***** Dataset records
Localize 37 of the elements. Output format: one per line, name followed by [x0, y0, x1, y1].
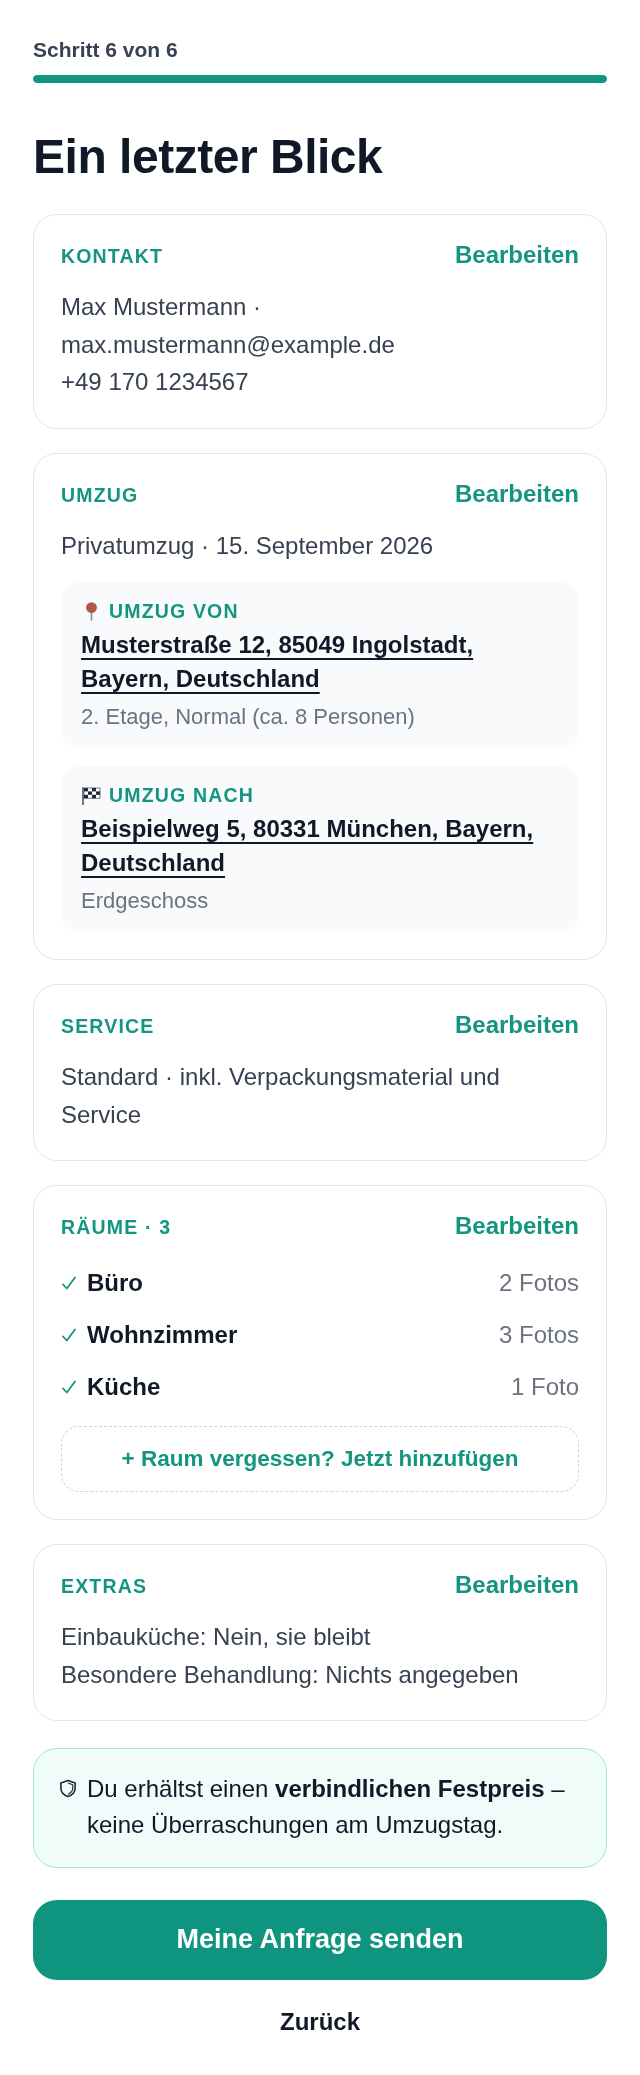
address-label: UMZUG VON — [109, 599, 239, 625]
page-title: Ein letzter Blick — [33, 130, 384, 184]
address-link[interactable]: Beispielweg 5, 80331 München, Bayern, Deutschland — [81, 812, 559, 881]
edit-link[interactable]: Bearbeiten — [454, 1570, 579, 1601]
section-label: SERVICE — [61, 1014, 155, 1040]
notice-text: Du erhältst einen verbindlichen Festpreis – keine Überraschungen am Umzugstag. — [87, 1774, 566, 1841]
summary-text: Besondere Behandlung: Nichts angegeben — [61, 1659, 520, 1690]
step-label: Schritt 6 von 6 — [33, 37, 179, 63]
photo-count: 1 Foto — [510, 1372, 579, 1403]
edit-link[interactable]: Bearbeiten — [454, 1211, 579, 1242]
address-label: UMZUG NACH — [109, 783, 254, 809]
section-label: RÄUME · 3 — [61, 1215, 172, 1241]
checkered-flag-icon — [81, 786, 101, 805]
address-link[interactable]: Musterstraße 12, 85049 Ingolstadt, Bayern, Deutschland — [81, 628, 559, 697]
summary-text: Privatumzug · 15. September 2026 — [61, 530, 435, 561]
summary-text: +49 170 1234567 — [61, 367, 250, 398]
map-pin-icon — [83, 602, 99, 622]
summary-text: Einbauküche: Nein, sie bleibt — [61, 1622, 372, 1653]
address-detail: 2. Etage, Normal (ca. 8 Personen) — [81, 703, 416, 732]
summary-text: Standard · inkl. Verpackungsmaterial und Service — [61, 1062, 501, 1130]
shield-icon — [58, 1779, 78, 1799]
room-name: Büro — [87, 1268, 143, 1299]
edit-link[interactable]: Bearbeiten — [454, 478, 579, 509]
add-room-button[interactable]: + Raum vergessen? Jetzt hinzufügen — [61, 1426, 579, 1493]
room-name: Wohnzimmer — [87, 1320, 238, 1351]
back-button[interactable]: Zurück — [264, 1991, 376, 2052]
section-label: EXTRAS — [61, 1574, 148, 1600]
edit-link[interactable]: Bearbeiten — [454, 240, 579, 271]
edit-link[interactable]: Bearbeiten — [454, 1010, 579, 1041]
section-label: KONTAKT — [61, 244, 164, 270]
submit-button[interactable]: Meine Anfrage senden — [33, 1899, 607, 1980]
summary-text: Max Mustermann · max.mustermann@example.de — [61, 292, 396, 360]
address-detail: Erdgeschoss — [81, 887, 210, 916]
photo-count: 3 Fotos — [498, 1320, 579, 1351]
room-name: Küche — [87, 1372, 161, 1403]
photo-count: 2 Fotos — [498, 1268, 579, 1299]
section-label: UMZUG — [61, 482, 139, 508]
**********
• _The request_: Copy out every line of the material above verbatim, leaving out the picture.

• _Expected output_:
Localize 37 of the elements. Output format: one per line, name followed by [x0, y0, x1, y1].
address-label: UMZUG VON — [109, 599, 239, 625]
page-title: Ein letzter Blick — [33, 130, 384, 184]
address-link[interactable]: Beispielweg 5, 80331 München, Bayern, Deutschland — [81, 812, 559, 881]
edit-link[interactable]: Bearbeiten — [454, 1570, 579, 1601]
section-label: SERVICE — [61, 1014, 155, 1040]
notice-text: Du erhältst einen verbindlichen Festpreis – keine Überraschungen am Umzugstag. — [87, 1774, 566, 1841]
summary-text: Besondere Behandlung: Nichts angegeben — [61, 1659, 520, 1690]
step-label: Schritt 6 von 6 — [33, 37, 179, 63]
photo-count: 1 Foto — [510, 1372, 579, 1403]
edit-link[interactable]: Bearbeiten — [454, 1211, 579, 1242]
address-label: UMZUG NACH — [109, 783, 254, 809]
section-label: RÄUME · 3 — [61, 1215, 172, 1241]
checkered-flag-icon — [81, 786, 101, 805]
address-link[interactable]: Musterstraße 12, 85049 Ingolstadt, Bayern, Deutschland — [81, 628, 559, 697]
summary-text: Privatumzug · 15. September 2026 — [61, 530, 435, 561]
summary-text: +49 170 1234567 — [61, 367, 250, 398]
map-pin-icon — [83, 602, 99, 622]
summary-text: Einbauküche: Nein, sie bleibt — [61, 1622, 372, 1653]
address-detail: 2. Etage, Normal (ca. 8 Personen) — [81, 703, 416, 732]
summary-text: Standard · inkl. Verpackungsmaterial und Service — [61, 1062, 501, 1130]
shield-icon — [58, 1779, 78, 1799]
room-name: Büro — [87, 1268, 143, 1299]
edit-link[interactable]: Bearbeiten — [454, 478, 579, 509]
add-room-button[interactable]: + Raum vergessen? Jetzt hinzufügen — [61, 1426, 579, 1493]
room-name: Wohnzimmer — [87, 1320, 238, 1351]
back-button[interactable]: Zurück — [264, 1991, 376, 2052]
section-label: EXTRAS — [61, 1574, 148, 1600]
edit-link[interactable]: Bearbeiten — [454, 240, 579, 271]
edit-link[interactable]: Bearbeiten — [454, 1010, 579, 1041]
section-label: KONTAKT — [61, 244, 164, 270]
submit-button[interactable]: Meine Anfrage senden — [33, 1899, 607, 1980]
summary-text: Max Mustermann · max.mustermann@example.de — [61, 292, 396, 360]
address-detail: Erdgeschoss — [81, 887, 210, 916]
photo-count: 3 Fotos — [498, 1320, 579, 1351]
room-name: Küche — [87, 1372, 161, 1403]
photo-count: 2 Fotos — [498, 1268, 579, 1299]
section-label: UMZUG — [61, 482, 139, 508]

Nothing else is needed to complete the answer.